---- Data supplied

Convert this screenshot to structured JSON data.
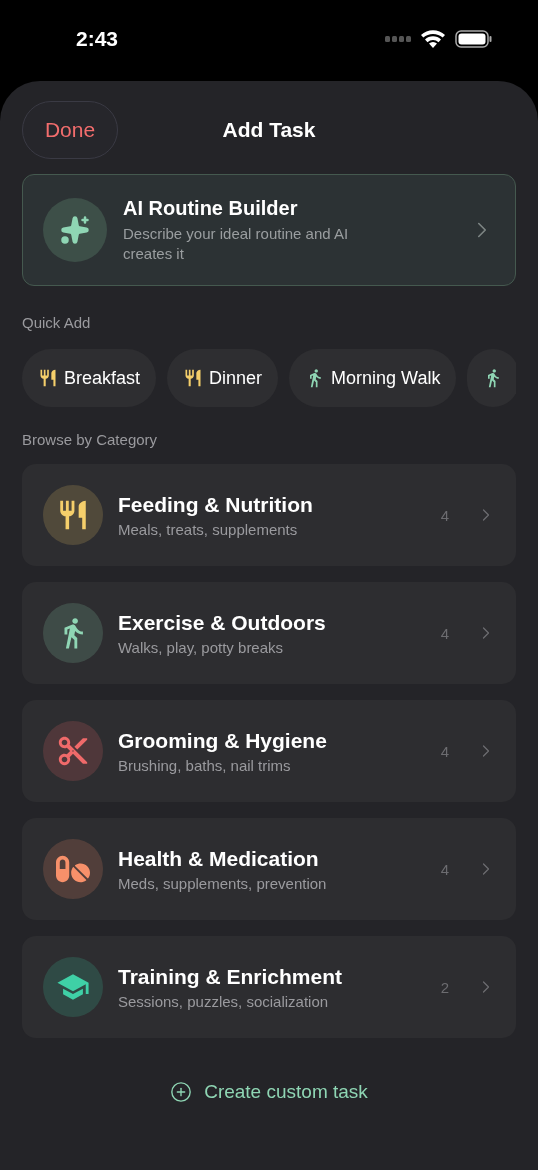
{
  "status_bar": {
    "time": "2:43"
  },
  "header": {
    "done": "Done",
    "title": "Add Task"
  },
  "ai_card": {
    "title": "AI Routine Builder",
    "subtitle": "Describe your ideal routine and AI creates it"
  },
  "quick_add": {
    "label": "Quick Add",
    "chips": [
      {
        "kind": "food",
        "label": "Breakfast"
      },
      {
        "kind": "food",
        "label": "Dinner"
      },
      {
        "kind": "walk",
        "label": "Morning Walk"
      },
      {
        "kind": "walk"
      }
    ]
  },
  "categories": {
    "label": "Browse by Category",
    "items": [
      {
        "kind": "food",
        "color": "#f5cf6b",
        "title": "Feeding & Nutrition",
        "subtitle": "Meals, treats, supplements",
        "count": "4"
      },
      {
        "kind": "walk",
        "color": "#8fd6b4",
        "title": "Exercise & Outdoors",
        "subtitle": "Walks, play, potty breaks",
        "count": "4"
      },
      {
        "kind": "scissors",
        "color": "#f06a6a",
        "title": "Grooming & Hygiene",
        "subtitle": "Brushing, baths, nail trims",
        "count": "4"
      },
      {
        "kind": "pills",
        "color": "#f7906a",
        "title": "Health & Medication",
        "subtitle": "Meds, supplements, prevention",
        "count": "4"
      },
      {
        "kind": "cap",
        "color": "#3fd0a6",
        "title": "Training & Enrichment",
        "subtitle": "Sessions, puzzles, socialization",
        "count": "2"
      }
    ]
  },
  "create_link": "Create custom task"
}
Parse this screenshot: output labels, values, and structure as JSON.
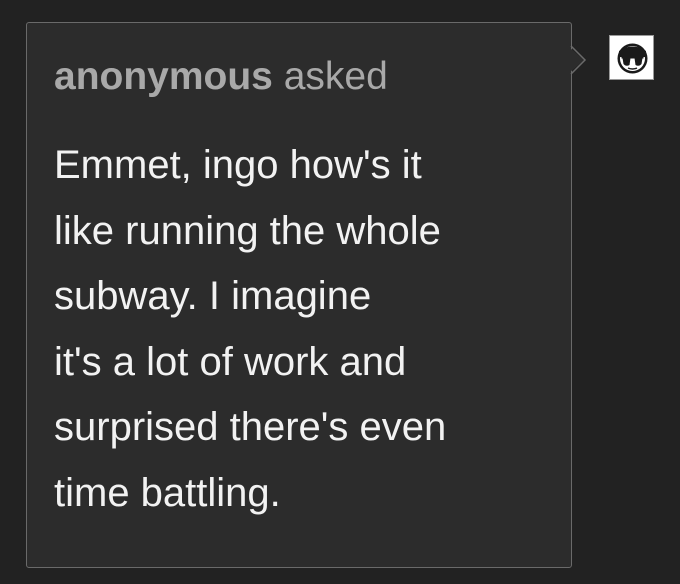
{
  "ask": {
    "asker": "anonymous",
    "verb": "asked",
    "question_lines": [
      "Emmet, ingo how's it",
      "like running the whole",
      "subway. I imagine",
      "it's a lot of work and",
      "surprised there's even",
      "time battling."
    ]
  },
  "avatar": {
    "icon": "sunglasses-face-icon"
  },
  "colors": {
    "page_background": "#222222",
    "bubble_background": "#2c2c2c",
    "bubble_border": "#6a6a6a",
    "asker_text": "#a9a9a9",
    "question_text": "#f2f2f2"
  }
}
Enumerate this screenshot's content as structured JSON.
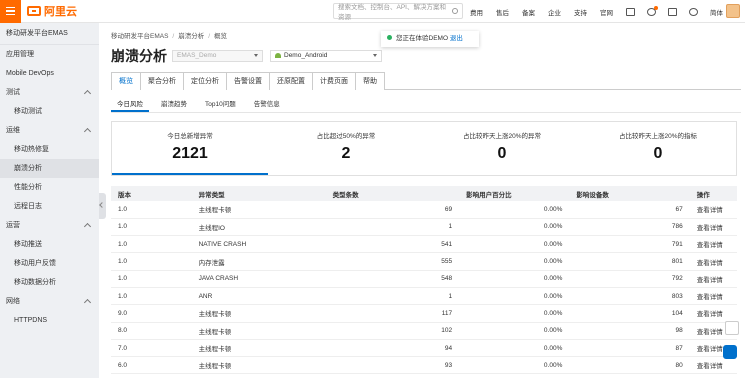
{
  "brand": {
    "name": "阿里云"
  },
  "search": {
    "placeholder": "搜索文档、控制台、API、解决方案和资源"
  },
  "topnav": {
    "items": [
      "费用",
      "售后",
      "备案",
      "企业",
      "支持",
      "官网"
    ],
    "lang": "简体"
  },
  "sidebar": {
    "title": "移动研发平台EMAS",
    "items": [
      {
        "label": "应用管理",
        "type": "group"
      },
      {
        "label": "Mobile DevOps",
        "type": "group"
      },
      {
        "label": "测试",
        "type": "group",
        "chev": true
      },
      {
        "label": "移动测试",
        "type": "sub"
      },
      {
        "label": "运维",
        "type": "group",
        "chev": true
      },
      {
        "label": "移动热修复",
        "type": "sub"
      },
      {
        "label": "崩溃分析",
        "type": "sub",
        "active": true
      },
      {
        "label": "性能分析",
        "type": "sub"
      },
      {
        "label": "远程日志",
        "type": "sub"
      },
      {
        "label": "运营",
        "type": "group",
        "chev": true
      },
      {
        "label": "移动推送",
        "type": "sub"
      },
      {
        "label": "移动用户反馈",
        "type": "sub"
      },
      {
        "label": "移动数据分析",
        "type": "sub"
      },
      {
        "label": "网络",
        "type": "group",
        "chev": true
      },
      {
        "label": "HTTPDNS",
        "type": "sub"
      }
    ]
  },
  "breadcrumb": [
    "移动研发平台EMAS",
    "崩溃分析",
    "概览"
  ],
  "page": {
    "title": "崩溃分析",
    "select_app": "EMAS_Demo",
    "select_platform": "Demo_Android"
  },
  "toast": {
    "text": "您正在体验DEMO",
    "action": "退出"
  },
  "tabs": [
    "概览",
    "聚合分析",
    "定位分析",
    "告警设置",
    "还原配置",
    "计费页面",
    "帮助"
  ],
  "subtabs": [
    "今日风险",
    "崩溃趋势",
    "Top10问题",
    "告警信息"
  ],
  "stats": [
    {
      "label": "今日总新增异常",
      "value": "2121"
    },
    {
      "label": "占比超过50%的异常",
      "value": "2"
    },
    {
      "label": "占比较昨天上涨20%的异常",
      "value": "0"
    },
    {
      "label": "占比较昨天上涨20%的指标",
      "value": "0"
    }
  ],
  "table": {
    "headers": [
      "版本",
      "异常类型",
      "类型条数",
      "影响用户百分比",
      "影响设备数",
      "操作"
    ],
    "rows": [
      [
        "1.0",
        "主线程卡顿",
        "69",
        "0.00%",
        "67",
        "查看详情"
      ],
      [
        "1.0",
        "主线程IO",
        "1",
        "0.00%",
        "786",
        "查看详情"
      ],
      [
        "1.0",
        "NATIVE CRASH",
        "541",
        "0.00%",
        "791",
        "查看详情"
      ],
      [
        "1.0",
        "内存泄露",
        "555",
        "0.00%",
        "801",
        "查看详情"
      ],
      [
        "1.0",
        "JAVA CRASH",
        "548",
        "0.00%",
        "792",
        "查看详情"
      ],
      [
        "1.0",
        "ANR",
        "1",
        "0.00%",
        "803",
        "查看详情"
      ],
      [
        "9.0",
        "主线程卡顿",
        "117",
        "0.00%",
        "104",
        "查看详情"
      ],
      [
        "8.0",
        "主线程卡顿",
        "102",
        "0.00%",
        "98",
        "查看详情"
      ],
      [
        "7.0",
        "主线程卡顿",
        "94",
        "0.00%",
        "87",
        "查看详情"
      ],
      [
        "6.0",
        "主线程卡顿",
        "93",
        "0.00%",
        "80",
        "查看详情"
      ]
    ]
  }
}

--------

Task statement
Quote all the records verbatim, dropping any pictures from your copy.

Result of this task
Convert this screenshot to structured JSON data.
{
  "status_bar": {
    "time": "2:43"
  },
  "header": {
    "done": "Done",
    "title": "Add Task"
  },
  "ai_card": {
    "title": "AI Routine Builder",
    "subtitle": "Describe your ideal routine and AI creates it"
  },
  "quick_add": {
    "label": "Quick Add",
    "chips": [
      {
        "kind": "food",
        "label": "Breakfast"
      },
      {
        "kind": "food",
        "label": "Dinner"
      },
      {
        "kind": "walk",
        "label": "Morning Walk"
      },
      {
        "kind": "walk"
      }
    ]
  },
  "categories": {
    "label": "Browse by Category",
    "items": [
      {
        "kind": "food",
        "color": "#f5cf6b",
        "title": "Feeding & Nutrition",
        "subtitle": "Meals, treats, supplements",
        "count": "4"
      },
      {
        "kind": "walk",
        "color": "#8fd6b4",
        "title": "Exercise & Outdoors",
        "subtitle": "Walks, play, potty breaks",
        "count": "4"
      },
      {
        "kind": "scissors",
        "color": "#f06a6a",
        "title": "Grooming & Hygiene",
        "subtitle": "Brushing, baths, nail trims",
        "count": "4"
      },
      {
        "kind": "pills",
        "color": "#f7906a",
        "title": "Health & Medication",
        "subtitle": "Meds, supplements, prevention",
        "count": "4"
      },
      {
        "kind": "cap",
        "color": "#3fd0a6",
        "title": "Training & Enrichment",
        "subtitle": "Sessions, puzzles, socialization",
        "count": "2"
      }
    ]
  },
  "create_link": "Create custom task"
}
Parse this screenshot: output labels, values, and structure as JSON.
{
  "ask": {
    "asker": "anonymous",
    "verb": "asked",
    "question_lines": [
      "Emmet, ingo how's it",
      "like running the whole",
      "subway. I imagine",
      "it's a lot of work and",
      "surprised there's even",
      "time battling."
    ]
  },
  "avatar": {
    "icon": "sunglasses-face-icon"
  },
  "colors": {
    "page_background": "#222222",
    "bubble_background": "#2c2c2c",
    "bubble_border": "#6a6a6a",
    "asker_text": "#a9a9a9",
    "question_text": "#f2f2f2"
  }
}
Enumerate this screenshot's content as structured JSON.
{
  "brand": {
    "name": "阿里云"
  },
  "search": {
    "placeholder": "搜索文档、控制台、API、解决方案和资源"
  },
  "topnav": {
    "items": [
      "费用",
      "售后",
      "备案",
      "企业",
      "支持",
      "官网"
    ],
    "lang": "简体"
  },
  "sidebar": {
    "title": "移动研发平台EMAS",
    "items": [
      {
        "label": "应用管理",
        "type": "group"
      },
      {
        "label": "Mobile DevOps",
        "type": "group"
      },
      {
        "label": "测试",
        "type": "group",
        "chev": true
      },
      {
        "label": "移动测试",
        "type": "sub"
      },
      {
        "label": "运维",
        "type": "group",
        "chev": true
      },
      {
        "label": "移动热修复",
        "type": "sub"
      },
      {
        "label": "崩溃分析",
        "type": "sub",
        "active": true
      },
      {
        "label": "性能分析",
        "type": "sub"
      },
      {
        "label": "远程日志",
        "type": "sub"
      },
      {
        "label": "运营",
        "type": "group",
        "chev": true
      },
      {
        "label": "移动推送",
        "type": "sub"
      },
      {
        "label": "移动用户反馈",
        "type": "sub"
      },
      {
        "label": "移动数据分析",
        "type": "sub"
      },
      {
        "label": "网络",
        "type": "group",
        "chev": true
      },
      {
        "label": "HTTPDNS",
        "type": "sub"
      }
    ]
  },
  "breadcrumb": [
    "移动研发平台EMAS",
    "崩溃分析",
    "概览"
  ],
  "page": {
    "title": "崩溃分析",
    "select_app": "EMAS_Demo",
    "select_platform": "Demo_Android"
  },
  "toast": {
    "text": "您正在体验DEMO",
    "action": "退出"
  },
  "tabs": [
    "概览",
    "聚合分析",
    "定位分析",
    "告警设置",
    "还原配置",
    "计费页面",
    "帮助"
  ],
  "subtabs": [
    "今日风险",
    "崩溃趋势",
    "Top10问题",
    "告警信息"
  ],
  "stats": [
    {
      "label": "今日总新增异常",
      "value": "2121"
    },
    {
      "label": "占比超过50%的异常",
      "value": "2"
    },
    {
      "label": "占比较昨天上涨20%的异常",
      "value": "0"
    },
    {
      "label": "占比较昨天上涨20%的指标",
      "value": "0"
    }
  ],
  "table": {
    "headers": [
      "版本",
      "异常类型",
      "类型条数",
      "影响用户百分比",
      "影响设备数",
      "操作"
    ],
    "rows": [
      [
        "1.0",
        "主线程卡顿",
        "69",
        "0.00%",
        "67",
        "查看详情"
      ],
      [
        "1.0",
        "主线程IO",
        "1",
        "0.00%",
        "786",
        "查看详情"
      ],
      [
        "1.0",
        "NATIVE CRASH",
        "541",
        "0.00%",
        "791",
        "查看详情"
      ],
      [
        "1.0",
        "内存泄露",
        "555",
        "0.00%",
        "801",
        "查看详情"
      ],
      [
        "1.0",
        "JAVA CRASH",
        "548",
        "0.00%",
        "792",
        "查看详情"
      ],
      [
        "1.0",
        "ANR",
        "1",
        "0.00%",
        "803",
        "查看详情"
      ],
      [
        "9.0",
        "主线程卡顿",
        "117",
        "0.00%",
        "104",
        "查看详情"
      ],
      [
        "8.0",
        "主线程卡顿",
        "102",
        "0.00%",
        "98",
        "查看详情"
      ],
      [
        "7.0",
        "主线程卡顿",
        "94",
        "0.00%",
        "87",
        "查看详情"
      ],
      [
        "6.0",
        "主线程卡顿",
        "93",
        "0.00%",
        "80",
        "查看详情"
      ]
    ]
  }
}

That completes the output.